STATED PROBLEM -> Copy out each line of the listing that has the word "color" in it.

• • •

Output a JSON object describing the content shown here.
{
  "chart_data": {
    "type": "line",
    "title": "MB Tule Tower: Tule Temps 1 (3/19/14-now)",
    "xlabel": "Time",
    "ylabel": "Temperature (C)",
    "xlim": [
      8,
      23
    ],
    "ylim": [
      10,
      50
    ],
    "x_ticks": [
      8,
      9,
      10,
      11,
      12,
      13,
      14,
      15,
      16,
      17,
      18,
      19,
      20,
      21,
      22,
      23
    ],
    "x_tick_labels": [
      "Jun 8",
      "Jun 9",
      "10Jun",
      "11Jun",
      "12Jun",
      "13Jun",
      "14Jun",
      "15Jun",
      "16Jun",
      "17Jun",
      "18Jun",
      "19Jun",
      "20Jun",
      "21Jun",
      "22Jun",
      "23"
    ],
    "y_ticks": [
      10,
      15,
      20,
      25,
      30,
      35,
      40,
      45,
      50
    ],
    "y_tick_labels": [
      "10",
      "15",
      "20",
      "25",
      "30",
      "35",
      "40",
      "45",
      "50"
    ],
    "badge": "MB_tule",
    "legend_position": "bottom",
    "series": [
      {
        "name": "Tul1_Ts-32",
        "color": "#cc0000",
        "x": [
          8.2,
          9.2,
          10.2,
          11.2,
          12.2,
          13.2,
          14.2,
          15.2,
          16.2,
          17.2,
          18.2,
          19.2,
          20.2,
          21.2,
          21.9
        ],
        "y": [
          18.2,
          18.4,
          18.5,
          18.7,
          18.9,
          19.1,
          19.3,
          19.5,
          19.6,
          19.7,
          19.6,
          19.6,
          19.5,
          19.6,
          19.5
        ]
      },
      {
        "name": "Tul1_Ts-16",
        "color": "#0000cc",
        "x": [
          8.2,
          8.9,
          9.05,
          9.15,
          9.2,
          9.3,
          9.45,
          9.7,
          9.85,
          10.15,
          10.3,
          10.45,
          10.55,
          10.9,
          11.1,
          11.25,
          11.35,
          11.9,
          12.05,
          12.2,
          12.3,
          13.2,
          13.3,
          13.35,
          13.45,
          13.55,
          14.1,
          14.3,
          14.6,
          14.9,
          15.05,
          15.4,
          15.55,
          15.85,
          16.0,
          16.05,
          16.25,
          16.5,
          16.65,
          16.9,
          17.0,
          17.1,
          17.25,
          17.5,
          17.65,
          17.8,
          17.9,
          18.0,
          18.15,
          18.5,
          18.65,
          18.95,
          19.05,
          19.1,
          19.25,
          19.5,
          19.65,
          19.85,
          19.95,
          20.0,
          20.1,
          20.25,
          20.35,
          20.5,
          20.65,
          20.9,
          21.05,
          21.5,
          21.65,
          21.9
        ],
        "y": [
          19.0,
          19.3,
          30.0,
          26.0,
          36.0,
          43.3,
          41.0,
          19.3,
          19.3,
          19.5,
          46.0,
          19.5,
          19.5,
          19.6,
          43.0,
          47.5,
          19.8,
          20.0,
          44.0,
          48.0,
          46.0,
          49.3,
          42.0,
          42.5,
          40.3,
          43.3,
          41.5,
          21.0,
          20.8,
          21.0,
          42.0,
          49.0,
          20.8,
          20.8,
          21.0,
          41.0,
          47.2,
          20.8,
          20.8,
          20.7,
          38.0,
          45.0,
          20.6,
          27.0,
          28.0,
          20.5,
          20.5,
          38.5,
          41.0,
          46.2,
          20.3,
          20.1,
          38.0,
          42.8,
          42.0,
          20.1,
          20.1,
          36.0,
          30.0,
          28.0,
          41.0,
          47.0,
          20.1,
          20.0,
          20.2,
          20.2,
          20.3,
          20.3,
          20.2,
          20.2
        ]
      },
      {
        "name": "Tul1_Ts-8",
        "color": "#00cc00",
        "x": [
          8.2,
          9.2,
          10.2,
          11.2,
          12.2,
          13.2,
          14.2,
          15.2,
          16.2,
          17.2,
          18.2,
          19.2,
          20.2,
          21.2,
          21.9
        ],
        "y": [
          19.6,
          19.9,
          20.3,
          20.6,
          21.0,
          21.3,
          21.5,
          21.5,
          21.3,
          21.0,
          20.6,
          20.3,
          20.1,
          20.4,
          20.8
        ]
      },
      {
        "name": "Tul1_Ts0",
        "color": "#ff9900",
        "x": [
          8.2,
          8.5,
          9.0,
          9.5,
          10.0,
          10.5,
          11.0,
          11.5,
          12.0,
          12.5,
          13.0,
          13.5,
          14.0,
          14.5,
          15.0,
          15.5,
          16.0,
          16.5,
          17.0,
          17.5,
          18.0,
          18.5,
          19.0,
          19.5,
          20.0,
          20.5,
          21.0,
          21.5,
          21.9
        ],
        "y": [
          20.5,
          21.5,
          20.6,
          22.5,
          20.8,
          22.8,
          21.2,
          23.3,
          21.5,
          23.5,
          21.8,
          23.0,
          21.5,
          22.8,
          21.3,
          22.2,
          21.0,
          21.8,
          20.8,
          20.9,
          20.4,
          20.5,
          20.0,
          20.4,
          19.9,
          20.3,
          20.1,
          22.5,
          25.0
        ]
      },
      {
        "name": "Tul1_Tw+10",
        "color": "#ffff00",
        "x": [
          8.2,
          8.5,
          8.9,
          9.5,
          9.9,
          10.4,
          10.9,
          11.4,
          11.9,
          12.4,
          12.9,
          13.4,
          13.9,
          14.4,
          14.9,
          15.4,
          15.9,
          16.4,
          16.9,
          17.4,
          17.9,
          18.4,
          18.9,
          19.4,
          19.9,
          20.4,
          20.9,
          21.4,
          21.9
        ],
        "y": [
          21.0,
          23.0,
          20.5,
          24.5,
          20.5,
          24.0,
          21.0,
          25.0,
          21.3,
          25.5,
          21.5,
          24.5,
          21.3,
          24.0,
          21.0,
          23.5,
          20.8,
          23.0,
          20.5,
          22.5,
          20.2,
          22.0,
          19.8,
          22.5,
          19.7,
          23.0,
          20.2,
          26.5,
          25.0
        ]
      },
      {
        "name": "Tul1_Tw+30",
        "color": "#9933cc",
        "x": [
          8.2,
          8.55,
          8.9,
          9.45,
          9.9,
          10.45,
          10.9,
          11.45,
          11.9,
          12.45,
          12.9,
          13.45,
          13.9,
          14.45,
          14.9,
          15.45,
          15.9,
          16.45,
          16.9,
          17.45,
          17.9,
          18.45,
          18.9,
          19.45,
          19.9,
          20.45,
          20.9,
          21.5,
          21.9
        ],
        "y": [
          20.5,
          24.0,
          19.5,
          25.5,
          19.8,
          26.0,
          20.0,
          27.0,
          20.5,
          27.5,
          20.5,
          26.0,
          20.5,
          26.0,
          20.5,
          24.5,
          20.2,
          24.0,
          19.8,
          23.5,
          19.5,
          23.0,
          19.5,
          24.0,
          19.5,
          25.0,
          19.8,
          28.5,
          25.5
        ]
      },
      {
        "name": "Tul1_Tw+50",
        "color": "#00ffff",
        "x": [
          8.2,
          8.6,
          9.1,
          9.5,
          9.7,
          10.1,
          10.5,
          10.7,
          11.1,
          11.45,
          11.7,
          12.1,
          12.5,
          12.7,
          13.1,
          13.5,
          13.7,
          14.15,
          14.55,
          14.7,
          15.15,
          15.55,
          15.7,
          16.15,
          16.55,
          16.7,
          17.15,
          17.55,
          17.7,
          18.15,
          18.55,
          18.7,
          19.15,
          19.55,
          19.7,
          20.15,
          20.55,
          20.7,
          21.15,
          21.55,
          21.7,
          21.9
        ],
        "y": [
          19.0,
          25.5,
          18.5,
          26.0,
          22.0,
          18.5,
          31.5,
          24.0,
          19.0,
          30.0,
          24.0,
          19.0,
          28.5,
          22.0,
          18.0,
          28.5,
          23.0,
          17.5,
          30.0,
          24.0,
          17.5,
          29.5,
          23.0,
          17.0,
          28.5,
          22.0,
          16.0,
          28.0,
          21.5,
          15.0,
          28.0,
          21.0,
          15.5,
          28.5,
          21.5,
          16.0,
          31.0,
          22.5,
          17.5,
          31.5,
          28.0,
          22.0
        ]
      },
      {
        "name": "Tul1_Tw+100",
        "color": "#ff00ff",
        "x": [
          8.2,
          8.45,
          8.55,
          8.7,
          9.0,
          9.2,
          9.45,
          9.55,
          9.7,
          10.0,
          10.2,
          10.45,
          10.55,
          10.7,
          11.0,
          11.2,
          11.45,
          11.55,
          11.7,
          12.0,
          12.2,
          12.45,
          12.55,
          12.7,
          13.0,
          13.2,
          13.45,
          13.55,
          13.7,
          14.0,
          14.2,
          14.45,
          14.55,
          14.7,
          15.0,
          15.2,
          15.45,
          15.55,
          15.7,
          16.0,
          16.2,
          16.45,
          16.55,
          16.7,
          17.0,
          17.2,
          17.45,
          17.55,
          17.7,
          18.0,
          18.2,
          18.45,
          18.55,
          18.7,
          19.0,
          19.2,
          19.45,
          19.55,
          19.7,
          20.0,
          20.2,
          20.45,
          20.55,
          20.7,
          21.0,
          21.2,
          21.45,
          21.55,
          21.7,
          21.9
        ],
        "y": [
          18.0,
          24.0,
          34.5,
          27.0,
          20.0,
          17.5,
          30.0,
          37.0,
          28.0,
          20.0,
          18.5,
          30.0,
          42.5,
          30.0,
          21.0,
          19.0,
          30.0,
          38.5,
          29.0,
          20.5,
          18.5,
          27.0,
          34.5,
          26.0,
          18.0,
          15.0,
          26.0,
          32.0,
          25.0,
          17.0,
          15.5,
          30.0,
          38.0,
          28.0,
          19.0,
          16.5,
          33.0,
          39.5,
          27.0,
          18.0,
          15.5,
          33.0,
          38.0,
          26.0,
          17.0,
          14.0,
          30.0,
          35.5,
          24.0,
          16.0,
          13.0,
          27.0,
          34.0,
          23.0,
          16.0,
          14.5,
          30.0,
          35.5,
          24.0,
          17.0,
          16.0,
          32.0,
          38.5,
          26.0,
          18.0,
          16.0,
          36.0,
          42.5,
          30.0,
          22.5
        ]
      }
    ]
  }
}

• • •

THE RESPONSE ->
        "color": "#cc0000",
        "color": "#0000cc",
        "color": "#00cc00",
        "color": "#ff9900",
        "color": "#ffff00",
        "color": "#9933cc",
        "color": "#00ffff",
        "color": "#ff00ff",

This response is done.